Can you quote exactly the stretch of lines from the one with "Type out the text in this image." through the final line of the material, both ends included?
--- start of MATERIAL ---
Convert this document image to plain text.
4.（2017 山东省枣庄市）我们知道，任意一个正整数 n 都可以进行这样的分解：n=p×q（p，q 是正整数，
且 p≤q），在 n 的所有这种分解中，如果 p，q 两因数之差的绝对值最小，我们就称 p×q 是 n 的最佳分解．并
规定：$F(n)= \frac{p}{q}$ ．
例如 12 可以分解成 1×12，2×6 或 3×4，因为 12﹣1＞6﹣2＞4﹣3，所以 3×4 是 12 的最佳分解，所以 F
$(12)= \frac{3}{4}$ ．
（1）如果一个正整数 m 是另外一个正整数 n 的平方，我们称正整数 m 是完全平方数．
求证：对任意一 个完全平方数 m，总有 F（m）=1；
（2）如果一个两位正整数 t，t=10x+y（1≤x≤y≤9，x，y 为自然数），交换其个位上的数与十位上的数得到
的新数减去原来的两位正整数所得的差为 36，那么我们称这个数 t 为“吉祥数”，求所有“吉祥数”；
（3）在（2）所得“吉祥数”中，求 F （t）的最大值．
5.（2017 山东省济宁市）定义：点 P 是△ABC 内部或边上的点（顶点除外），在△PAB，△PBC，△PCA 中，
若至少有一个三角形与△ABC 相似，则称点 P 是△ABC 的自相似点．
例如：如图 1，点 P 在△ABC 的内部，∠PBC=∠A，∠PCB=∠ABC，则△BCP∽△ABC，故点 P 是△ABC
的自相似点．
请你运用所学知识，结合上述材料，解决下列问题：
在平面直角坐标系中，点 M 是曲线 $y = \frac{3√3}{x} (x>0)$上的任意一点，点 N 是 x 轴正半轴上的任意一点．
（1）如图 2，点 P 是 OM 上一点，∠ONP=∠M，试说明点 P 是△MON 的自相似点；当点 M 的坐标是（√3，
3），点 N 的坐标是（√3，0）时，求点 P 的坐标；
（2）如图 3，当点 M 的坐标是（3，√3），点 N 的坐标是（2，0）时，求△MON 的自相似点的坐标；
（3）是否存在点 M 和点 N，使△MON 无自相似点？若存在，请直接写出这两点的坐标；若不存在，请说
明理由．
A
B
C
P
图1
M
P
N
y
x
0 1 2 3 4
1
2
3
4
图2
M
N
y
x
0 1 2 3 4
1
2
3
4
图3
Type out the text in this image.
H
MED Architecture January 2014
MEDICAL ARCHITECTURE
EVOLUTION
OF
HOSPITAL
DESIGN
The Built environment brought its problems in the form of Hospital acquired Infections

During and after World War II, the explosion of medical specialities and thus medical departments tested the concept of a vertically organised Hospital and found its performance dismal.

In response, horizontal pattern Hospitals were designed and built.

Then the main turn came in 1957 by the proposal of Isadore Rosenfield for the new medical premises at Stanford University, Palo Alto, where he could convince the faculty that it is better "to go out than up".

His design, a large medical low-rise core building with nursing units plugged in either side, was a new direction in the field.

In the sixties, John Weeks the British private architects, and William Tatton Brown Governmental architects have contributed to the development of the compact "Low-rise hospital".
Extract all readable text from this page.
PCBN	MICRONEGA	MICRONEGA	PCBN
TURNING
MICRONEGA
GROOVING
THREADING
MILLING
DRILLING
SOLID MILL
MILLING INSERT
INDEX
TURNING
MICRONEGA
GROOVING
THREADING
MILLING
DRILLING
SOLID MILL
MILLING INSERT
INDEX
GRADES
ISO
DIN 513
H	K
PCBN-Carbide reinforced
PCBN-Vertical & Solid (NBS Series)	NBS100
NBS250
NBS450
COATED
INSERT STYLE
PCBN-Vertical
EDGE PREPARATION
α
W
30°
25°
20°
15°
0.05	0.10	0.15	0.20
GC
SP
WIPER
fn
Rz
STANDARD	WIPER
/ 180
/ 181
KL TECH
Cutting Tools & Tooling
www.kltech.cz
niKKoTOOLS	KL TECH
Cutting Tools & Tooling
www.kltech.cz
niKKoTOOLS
--- end of MATERIAL ---
SOLUTION:
Type out the text in this image.
H
MED Architecture January 2014
MEDICAL ARCHITECTURE
EVOLUTION
OF
HOSPITAL
DESIGN
The Built environment brought its problems in the form of Hospital acquired Infections

During and after World War II, the explosion of medical specialities and thus medical departments tested the concept of a vertically organised Hospital and found its performance dismal.

In response, horizontal pattern Hospitals were designed and built.

Then the main turn came in 1957 by the proposal of Isadore Rosenfield for the new medical premises at Stanford University, Palo Alto, where he could convince the faculty that it is better "to go out than up".

His design, a large medical low-rise core building with nursing units plugged in either side, was a new direction in the field.

In the sixties, John Weeks the British private architects, and William Tatton Brown Governmental architects have contributed to the development of the compact "Low-rise hospital".
Extract all readable text from this page.
PCBN	MICRONEGA	MICRONEGA	PCBN
TURNING
MICRONEGA
GROOVING
THREADING
MILLING
DRILLING
SOLID MILL
MILLING INSERT
INDEX
TURNING
MICRONEGA
GROOVING
THREADING
MILLING
DRILLING
SOLID MILL
MILLING INSERT
INDEX
GRADES
ISO
DIN 513
H	K
PCBN-Carbide reinforced
PCBN-Vertical & Solid (NBS Series)	NBS100
NBS250
NBS450
COATED
INSERT STYLE
PCBN-Vertical
EDGE PREPARATION
α
W
30°
25°
20°
15°
0.05	0.10	0.15	0.20
GC
SP
WIPER
fn
Rz
STANDARD	WIPER
/ 180
/ 181
KL TECH
Cutting Tools & Tooling
www.kltech.cz
niKKoTOOLS	KL TECH
Cutting Tools & Tooling
www.kltech.cz
niKKoTOOLS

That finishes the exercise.